* _Exercise_
Please find all lines in the data that hold the string "springframework" and copy them.

* _Source data_
..........
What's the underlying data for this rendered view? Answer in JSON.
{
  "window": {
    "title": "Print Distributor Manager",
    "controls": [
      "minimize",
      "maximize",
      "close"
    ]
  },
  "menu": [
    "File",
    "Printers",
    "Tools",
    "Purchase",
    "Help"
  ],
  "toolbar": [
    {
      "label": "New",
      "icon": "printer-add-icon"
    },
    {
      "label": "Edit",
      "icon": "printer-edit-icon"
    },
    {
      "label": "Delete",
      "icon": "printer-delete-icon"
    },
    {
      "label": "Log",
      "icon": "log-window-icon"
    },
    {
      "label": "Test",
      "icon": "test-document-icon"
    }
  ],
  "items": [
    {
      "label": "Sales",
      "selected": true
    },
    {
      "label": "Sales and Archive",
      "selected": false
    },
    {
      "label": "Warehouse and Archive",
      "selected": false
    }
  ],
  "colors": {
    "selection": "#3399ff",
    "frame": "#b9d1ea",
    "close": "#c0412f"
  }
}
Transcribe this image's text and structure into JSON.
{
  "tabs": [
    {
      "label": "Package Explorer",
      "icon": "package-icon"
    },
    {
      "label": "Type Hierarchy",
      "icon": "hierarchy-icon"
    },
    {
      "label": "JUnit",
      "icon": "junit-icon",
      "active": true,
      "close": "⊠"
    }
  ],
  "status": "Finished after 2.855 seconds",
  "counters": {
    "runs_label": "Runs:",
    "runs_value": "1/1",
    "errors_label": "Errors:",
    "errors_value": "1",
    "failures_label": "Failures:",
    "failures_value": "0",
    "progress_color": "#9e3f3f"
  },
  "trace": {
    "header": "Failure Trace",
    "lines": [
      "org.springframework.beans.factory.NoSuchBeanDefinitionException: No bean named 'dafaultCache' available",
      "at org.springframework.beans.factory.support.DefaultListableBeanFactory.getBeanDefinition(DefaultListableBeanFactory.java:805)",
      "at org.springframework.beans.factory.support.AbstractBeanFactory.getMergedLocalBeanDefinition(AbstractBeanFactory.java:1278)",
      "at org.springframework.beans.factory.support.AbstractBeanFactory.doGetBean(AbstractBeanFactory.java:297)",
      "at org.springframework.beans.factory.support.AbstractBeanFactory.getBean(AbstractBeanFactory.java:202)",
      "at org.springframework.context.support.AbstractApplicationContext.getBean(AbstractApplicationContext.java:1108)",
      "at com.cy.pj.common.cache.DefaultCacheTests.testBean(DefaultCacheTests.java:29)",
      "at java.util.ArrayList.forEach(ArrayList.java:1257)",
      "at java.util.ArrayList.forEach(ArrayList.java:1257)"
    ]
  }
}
..........
* _Output for this exercise_
      "org.springframework.beans.factory.NoSuchBeanDefinitionException: No bean named 'dafaultCache' available",
      "at org.springframework.beans.factory.support.DefaultListableBeanFactory.getBeanDefinition(DefaultListableBeanFactory.java:805)",
      "at org.springframework.beans.factory.support.AbstractBeanFactory.getMergedLocalBeanDefinition(AbstractBeanFactory.java:1278)",
      "at org.springframework.beans.factory.support.AbstractBeanFactory.doGetBean(AbstractBeanFactory.java:297)",
      "at org.springframework.beans.factory.support.AbstractBeanFactory.getBean(AbstractBeanFactory.java:202)",
      "at org.springframework.context.support.AbstractApplicationContext.getBean(AbstractApplicationContext.java:1108)",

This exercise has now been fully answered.